◆ **EXERCISE**
Reproduce the lines below word for word, leaving out any picture.

+++++

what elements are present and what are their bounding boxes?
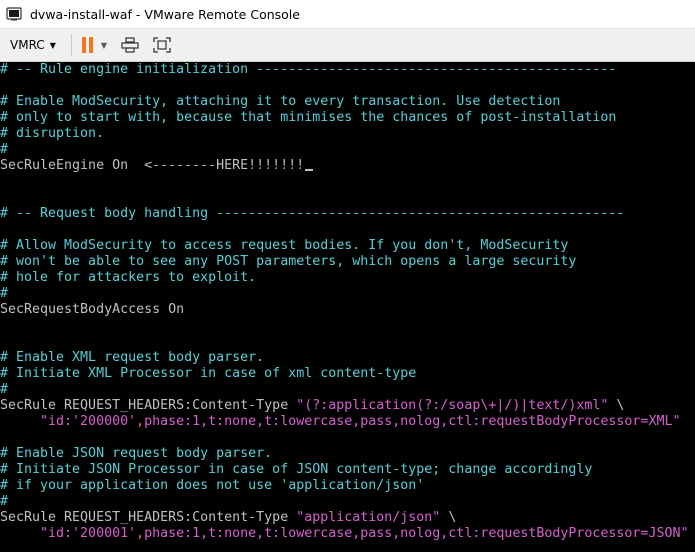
- toolbar-divider: [70, 34, 72, 56]
- terminal-line: # Initiate XML Processor in case of xml …: [0, 366, 695, 382]
- terminal-line: # won't be able to see any POST paramete…: [0, 254, 695, 270]
- terminal-line: #: [0, 142, 695, 158]
- terminal-text: SecRule REQUEST_HEADERS:Content-Type: [0, 510, 297, 525]
- terminal-text: "(?:application(?:/soap\+|/)|text/)xml": [296, 398, 609, 413]
- terminal-line: #: [0, 286, 695, 302]
- terminal-text: #: [0, 494, 9, 509]
- terminal-text: # disruption.: [0, 126, 105, 141]
- terminal-line: # only to start with, because that minim…: [0, 110, 695, 126]
- vm-console-screen[interactable]: # -- Rule engine initialization --------…: [0, 62, 695, 552]
- terminal-text: # Allow ModSecurity to access request bo…: [0, 238, 569, 253]
- fullscreen-icon[interactable]: [153, 37, 171, 53]
- terminal-text: SecRule REQUEST_HEADERS:Content-Type: [0, 398, 297, 413]
- terminal-line: # Enable JSON request body parser.: [0, 446, 695, 462]
- terminal-line: #: [0, 494, 695, 510]
- pause-options-icon[interactable]: ▼: [101, 41, 107, 50]
- terminal-text: # Enable XML request body parser.: [0, 350, 265, 365]
- terminal-text: # Initiate JSON Processor in case of JSO…: [0, 462, 593, 477]
- terminal-text: # Enable ModSecurity, attaching it to ev…: [0, 94, 561, 109]
- vmrc-menu-button[interactable]: VMRC ▼: [0, 29, 65, 61]
- terminal-line: "id:'200001',phase:1,t:none,t:lowercase,…: [0, 526, 695, 542]
- terminal-line: SecRule REQUEST_HEADERS:Content-Type "ap…: [0, 510, 695, 526]
- terminal-text: # won't be able to see any POST paramete…: [0, 254, 577, 269]
- terminal-line: "id:'200000',phase:1,t:none,t:lowercase,…: [0, 414, 695, 430]
- terminal-text: SecRuleEngine On <--------HERE!!!!!!!: [0, 158, 305, 173]
- terminal-text: SecRequestBodyAccess On: [0, 302, 185, 317]
- vmware-app-icon: [6, 6, 22, 22]
- terminal-line: SecRule REQUEST_HEADERS:Content-Type "(?…: [0, 398, 695, 414]
- terminal-line: # Enable ModSecurity, attaching it to ev…: [0, 94, 695, 110]
- terminal-text: # Enable JSON request body parser.: [0, 446, 273, 461]
- terminal-line: # disruption.: [0, 126, 695, 142]
- window-titlebar: dvwa-install-waf - VMware Remote Console: [0, 0, 695, 28]
- pause-icon-bar: [88, 37, 93, 53]
- terminal-text: #: [0, 286, 9, 301]
- vmrc-menu-label: VMRC: [10, 38, 45, 52]
- terminal-text: "id:'200000',phase:1,t:none,t:lowercase,…: [0, 414, 681, 429]
- terminal-text: #: [0, 382, 9, 397]
- window-title: dvwa-install-waf - VMware Remote Console: [30, 6, 300, 22]
- terminal-line: # Initiate JSON Processor in case of JSO…: [0, 462, 695, 478]
- terminal-text: # Initiate XML Processor in case of xml …: [0, 366, 417, 381]
- terminal-text: # -- Rule engine initialization --------…: [0, 62, 617, 77]
- terminal-line: SecRuleEngine On <--------HERE!!!!!!!: [0, 158, 695, 174]
- terminal-line: # Allow ModSecurity to access request bo…: [0, 238, 695, 254]
- terminal-line: #: [0, 382, 695, 398]
- terminal-text: \: [440, 510, 457, 525]
- terminal-line: # Enable XML request body parser.: [0, 350, 695, 366]
- terminal-text: # if your application does not use 'appl…: [0, 478, 425, 493]
- terminal-text: # only to start with, because that minim…: [0, 110, 617, 125]
- text-cursor: [305, 169, 314, 171]
- terminal-text: #: [0, 142, 9, 157]
- terminal-text: "id:'200001',phase:1,t:none,t:lowercase,…: [0, 526, 689, 541]
- terminal-line: SecRequestBodyAccess On: [0, 302, 695, 318]
- chevron-down-icon: ▼: [49, 40, 56, 50]
- terminal-text: # hole for attackers to exploit.: [0, 270, 257, 285]
- terminal-line: # hole for attackers to exploit.: [0, 270, 695, 286]
- terminal-text: "application/json": [296, 510, 441, 525]
- toolbar: VMRC ▼ ▼: [0, 28, 695, 62]
- send-ctrl-alt-del-icon[interactable]: [121, 37, 139, 53]
- terminal-text: # -- Request body handling -------------…: [0, 206, 625, 221]
- pause-button[interactable]: [81, 37, 96, 53]
- terminal-line: # -- Rule engine initialization --------…: [0, 62, 695, 78]
- terminal-line: # if your application does not use 'appl…: [0, 478, 695, 494]
- terminal-text: \: [608, 398, 625, 413]
- pause-icon: [81, 37, 86, 53]
- terminal-line: # -- Request body handling -------------…: [0, 206, 695, 222]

+++++

◆ **OUTPUT OF THE TASK**
what elements are present and what are their bounding boxes?
- toolbar-divider: [70, 34, 72, 56]
- terminal-line: # Initiate XML Processor in case of xml …: [0, 366, 695, 382]
- terminal-line: # won't be able to see any POST paramete…: [0, 254, 695, 270]
- terminal-line: #: [0, 142, 695, 158]
- terminal-text: SecRule REQUEST_HEADERS:Content-Type: [0, 510, 297, 525]
- terminal-text: "(?:application(?:/soap\+|/)|text/)xml": [296, 398, 609, 413]
- terminal-line: #: [0, 286, 695, 302]
- terminal-text: #: [0, 494, 9, 509]
- terminal-text: # disruption.: [0, 126, 105, 141]
- terminal-line: # only to start with, because that minim…: [0, 110, 695, 126]
- vm-console-screen[interactable]: # -- Rule engine initialization --------…: [0, 62, 695, 552]
- terminal-text: # Allow ModSecurity to access request bo…: [0, 238, 569, 253]
- fullscreen-icon[interactable]: [153, 37, 171, 53]
- terminal-text: SecRule REQUEST_HEADERS:Content-Type: [0, 398, 297, 413]
- terminal-line: # Enable JSON request body parser.: [0, 446, 695, 462]
- terminal-line: #: [0, 494, 695, 510]
- pause-options-icon[interactable]: ▼: [101, 41, 107, 50]
- terminal-text: # Enable XML request body parser.: [0, 350, 265, 365]
- terminal-text: # Initiate JSON Processor in case of JSO…: [0, 462, 593, 477]
- terminal-text: # Enable ModSecurity, attaching it to ev…: [0, 94, 561, 109]
- vmrc-menu-button[interactable]: VMRC ▼: [0, 29, 65, 61]
- terminal-line: "id:'200001',phase:1,t:none,t:lowercase,…: [0, 526, 695, 542]
- terminal-line: SecRule REQUEST_HEADERS:Content-Type "ap…: [0, 510, 695, 526]
- terminal-text: # won't be able to see any POST paramete…: [0, 254, 577, 269]
- terminal-line: "id:'200000',phase:1,t:none,t:lowercase,…: [0, 414, 695, 430]
- terminal-text: SecRuleEngine On <--------HERE!!!!!!!: [0, 158, 305, 173]
- terminal-text: SecRequestBodyAccess On: [0, 302, 185, 317]
- vmware-app-icon: [6, 6, 22, 22]
- terminal-line: SecRule REQUEST_HEADERS:Content-Type "(?…: [0, 398, 695, 414]
- terminal-line: # Enable ModSecurity, attaching it to ev…: [0, 94, 695, 110]
- terminal-text: # Enable JSON request body parser.: [0, 446, 273, 461]
- terminal-line: # disruption.: [0, 126, 695, 142]
- window-titlebar: dvwa-install-waf - VMware Remote Console: [0, 0, 695, 28]
- pause-icon-bar: [88, 37, 93, 53]
- terminal-text: #: [0, 286, 9, 301]
- vmrc-menu-label: VMRC: [10, 38, 45, 52]
- terminal-text: "id:'200000',phase:1,t:none,t:lowercase,…: [0, 414, 681, 429]
- terminal-text: #: [0, 382, 9, 397]
- window-title: dvwa-install-waf - VMware Remote Console: [30, 6, 300, 22]
- terminal-line: # Initiate JSON Processor in case of JSO…: [0, 462, 695, 478]
- terminal-text: # Initiate XML Processor in case of xml …: [0, 366, 417, 381]
- terminal-text: # -- Rule engine initialization --------…: [0, 62, 617, 77]
- terminal-line: SecRuleEngine On <--------HERE!!!!!!!: [0, 158, 695, 174]
- terminal-line: # Allow ModSecurity to access request bo…: [0, 238, 695, 254]
- terminal-line: #: [0, 382, 695, 398]
- terminal-text: \: [440, 510, 457, 525]
- terminal-line: # Enable XML request body parser.: [0, 350, 695, 366]
- terminal-text: # if your application does not use 'appl…: [0, 478, 425, 493]
- terminal-text: # only to start with, because that minim…: [0, 110, 617, 125]
- text-cursor: [305, 169, 314, 171]
- terminal-text: #: [0, 142, 9, 157]
- terminal-text: "id:'200001',phase:1,t:none,t:lowercase,…: [0, 526, 689, 541]
- terminal-line: SecRequestBodyAccess On: [0, 302, 695, 318]
- chevron-down-icon: ▼: [49, 40, 56, 50]
- terminal-text: # hole for attackers to exploit.: [0, 270, 257, 285]
- terminal-line: # hole for attackers to exploit.: [0, 270, 695, 286]
- terminal-text: "application/json": [296, 510, 441, 525]
- toolbar: VMRC ▼ ▼: [0, 28, 695, 62]
- send-ctrl-alt-del-icon[interactable]: [121, 37, 139, 53]
- terminal-text: # -- Request body handling -------------…: [0, 206, 625, 221]
- pause-button[interactable]: [81, 37, 96, 53]
- terminal-line: # -- Rule engine initialization --------…: [0, 62, 695, 78]
- terminal-line: # if your application does not use 'appl…: [0, 478, 695, 494]
- terminal-text: \: [608, 398, 625, 413]
- pause-icon: [81, 37, 86, 53]
- terminal-line: # -- Request body handling -------------…: [0, 206, 695, 222]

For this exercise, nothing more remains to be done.